### Task to carry out
Omit the images. Copy each entry word for word.

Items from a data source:
◆ ◆ ◆

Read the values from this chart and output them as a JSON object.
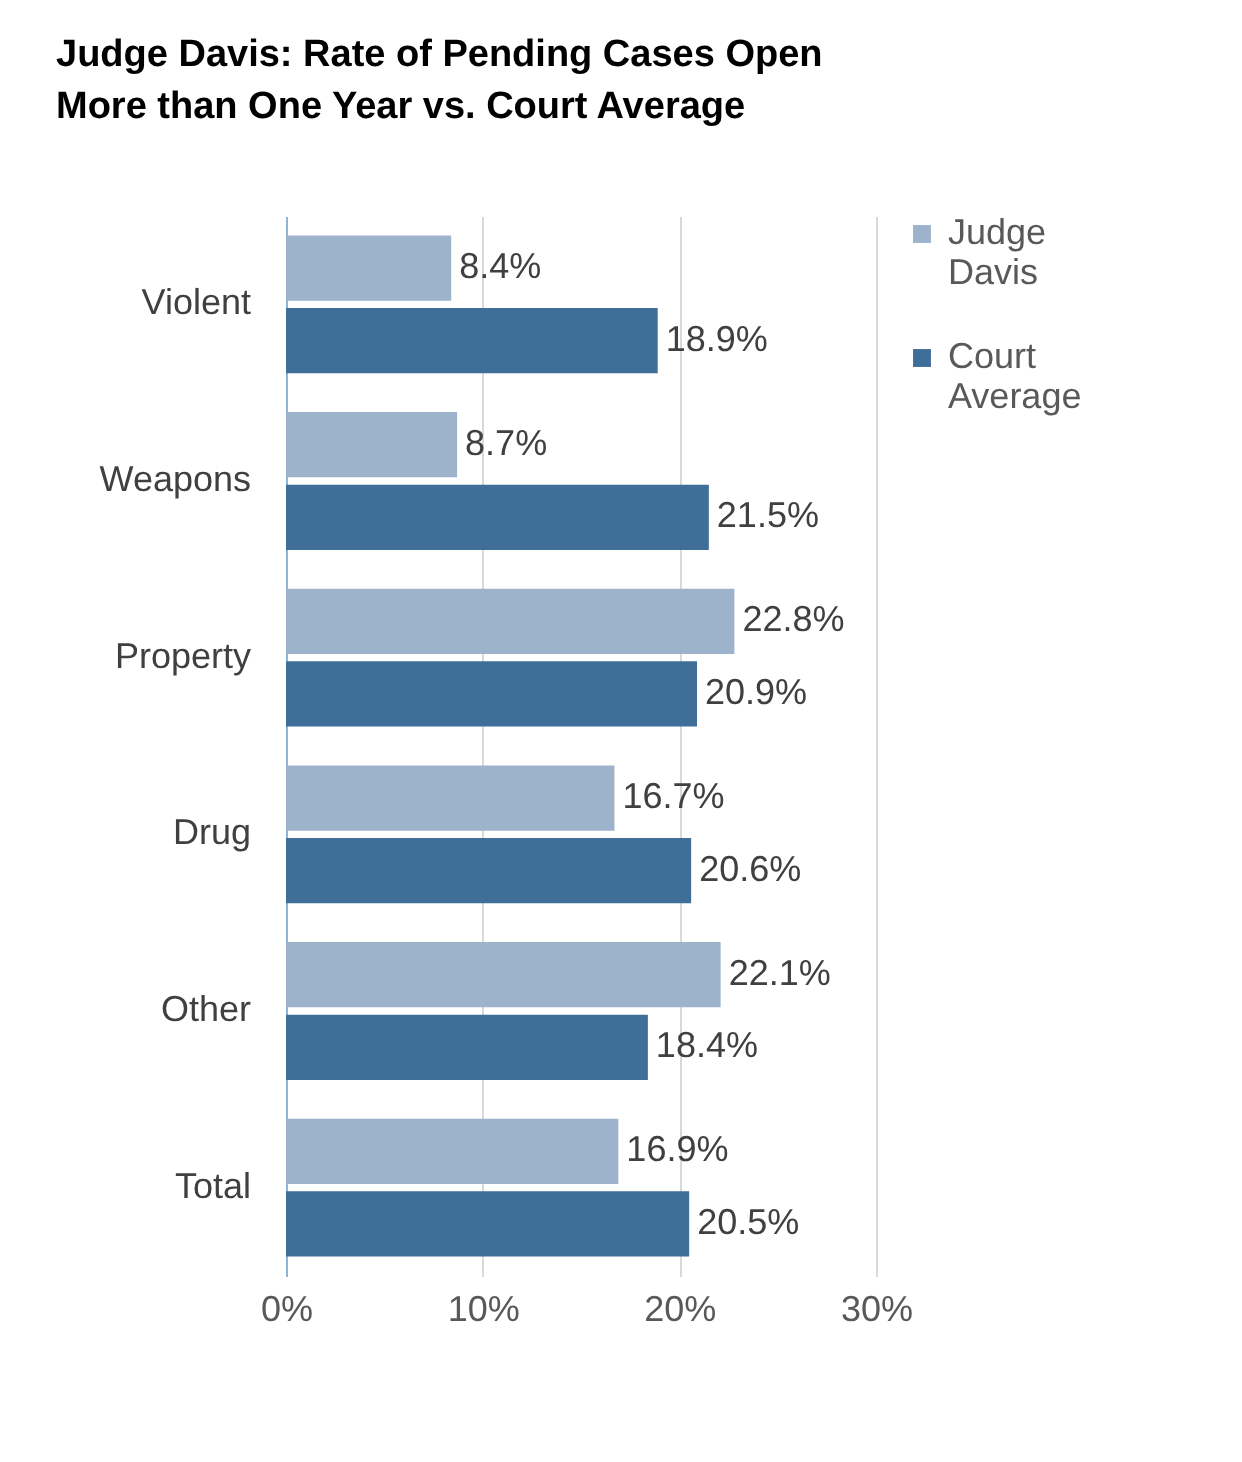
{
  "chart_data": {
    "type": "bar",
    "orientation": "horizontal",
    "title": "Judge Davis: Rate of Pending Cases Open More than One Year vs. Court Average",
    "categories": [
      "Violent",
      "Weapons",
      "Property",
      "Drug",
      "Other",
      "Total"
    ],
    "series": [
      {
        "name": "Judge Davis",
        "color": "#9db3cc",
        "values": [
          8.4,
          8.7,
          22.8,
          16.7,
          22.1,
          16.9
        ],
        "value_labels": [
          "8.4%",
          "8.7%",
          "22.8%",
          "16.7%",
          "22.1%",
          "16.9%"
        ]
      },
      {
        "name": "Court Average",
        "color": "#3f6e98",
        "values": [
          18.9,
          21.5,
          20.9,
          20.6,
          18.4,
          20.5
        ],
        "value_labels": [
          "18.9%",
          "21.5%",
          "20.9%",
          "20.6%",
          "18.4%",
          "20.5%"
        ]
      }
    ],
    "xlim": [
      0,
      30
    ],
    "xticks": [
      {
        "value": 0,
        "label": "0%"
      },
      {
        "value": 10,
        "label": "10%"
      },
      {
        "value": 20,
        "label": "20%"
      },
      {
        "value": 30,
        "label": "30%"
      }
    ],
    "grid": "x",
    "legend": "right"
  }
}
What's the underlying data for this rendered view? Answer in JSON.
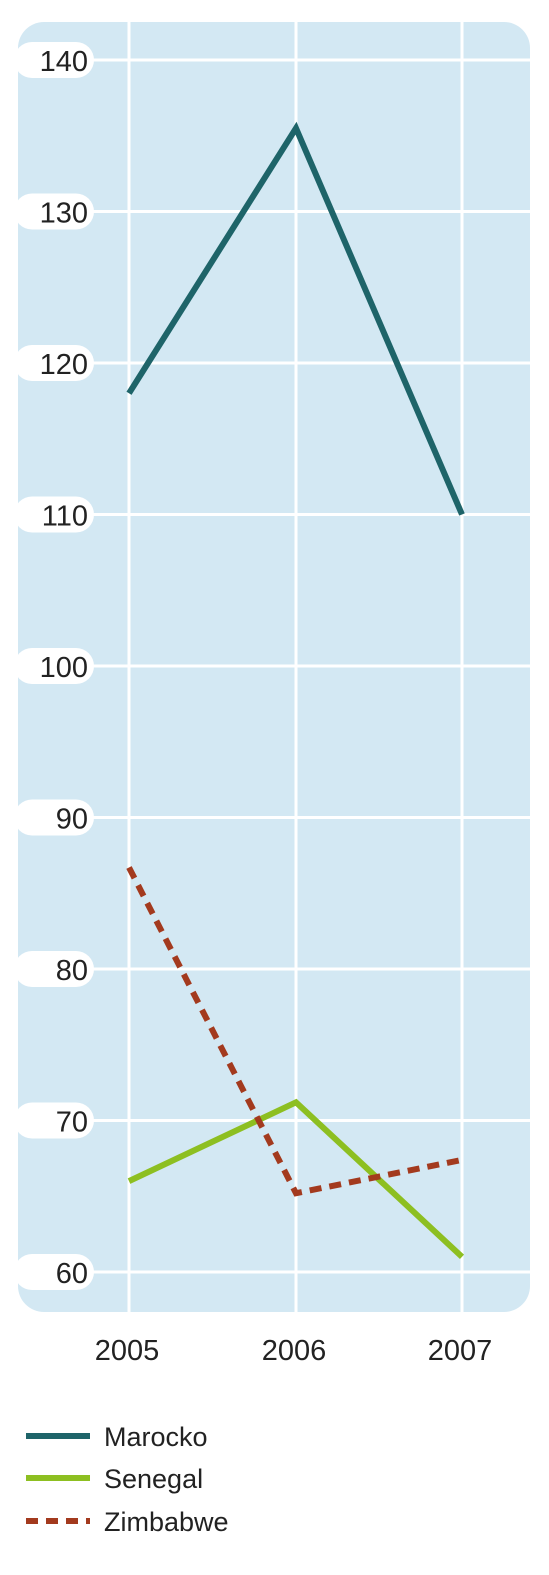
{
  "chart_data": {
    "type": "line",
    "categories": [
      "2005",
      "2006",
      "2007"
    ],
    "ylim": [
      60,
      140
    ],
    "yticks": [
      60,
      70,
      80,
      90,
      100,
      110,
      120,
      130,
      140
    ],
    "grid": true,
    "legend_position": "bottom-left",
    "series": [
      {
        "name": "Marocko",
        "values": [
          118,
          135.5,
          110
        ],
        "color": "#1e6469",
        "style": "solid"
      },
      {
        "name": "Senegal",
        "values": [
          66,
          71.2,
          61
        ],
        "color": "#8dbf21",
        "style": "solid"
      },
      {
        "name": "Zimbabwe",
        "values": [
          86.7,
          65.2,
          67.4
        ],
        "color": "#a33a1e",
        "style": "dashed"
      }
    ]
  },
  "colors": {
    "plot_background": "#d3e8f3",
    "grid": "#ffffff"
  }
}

◆ ◆ ◆

### The reply
Read the values from this chart and output them as a JSON object.
{
  "chart_data": {
    "type": "bar",
    "orientation": "horizontal",
    "title": "Judge Davis: Rate of Pending Cases Open More than One Year vs. Court Average",
    "categories": [
      "Violent",
      "Weapons",
      "Property",
      "Drug",
      "Other",
      "Total"
    ],
    "series": [
      {
        "name": "Judge Davis",
        "color": "#9db3cc",
        "values": [
          8.4,
          8.7,
          22.8,
          16.7,
          22.1,
          16.9
        ],
        "value_labels": [
          "8.4%",
          "8.7%",
          "22.8%",
          "16.7%",
          "22.1%",
          "16.9%"
        ]
      },
      {
        "name": "Court Average",
        "color": "#3f6e98",
        "values": [
          18.9,
          21.5,
          20.9,
          20.6,
          18.4,
          20.5
        ],
        "value_labels": [
          "18.9%",
          "21.5%",
          "20.9%",
          "20.6%",
          "18.4%",
          "20.5%"
        ]
      }
    ],
    "xlim": [
      0,
      30
    ],
    "xticks": [
      {
        "value": 0,
        "label": "0%"
      },
      {
        "value": 10,
        "label": "10%"
      },
      {
        "value": 20,
        "label": "20%"
      },
      {
        "value": 30,
        "label": "30%"
      }
    ],
    "grid": "x",
    "legend": "right"
  }
}
What's the underlying data for this rendered view? Answer in JSON.
{
  "chart_data": {
    "type": "line",
    "categories": [
      "2005",
      "2006",
      "2007"
    ],
    "ylim": [
      60,
      140
    ],
    "yticks": [
      60,
      70,
      80,
      90,
      100,
      110,
      120,
      130,
      140
    ],
    "grid": true,
    "legend_position": "bottom-left",
    "series": [
      {
        "name": "Marocko",
        "values": [
          118,
          135.5,
          110
        ],
        "color": "#1e6469",
        "style": "solid"
      },
      {
        "name": "Senegal",
        "values": [
          66,
          71.2,
          61
        ],
        "color": "#8dbf21",
        "style": "solid"
      },
      {
        "name": "Zimbabwe",
        "values": [
          86.7,
          65.2,
          67.4
        ],
        "color": "#a33a1e",
        "style": "dashed"
      }
    ]
  },
  "colors": {
    "plot_background": "#d3e8f3",
    "grid": "#ffffff"
  }
}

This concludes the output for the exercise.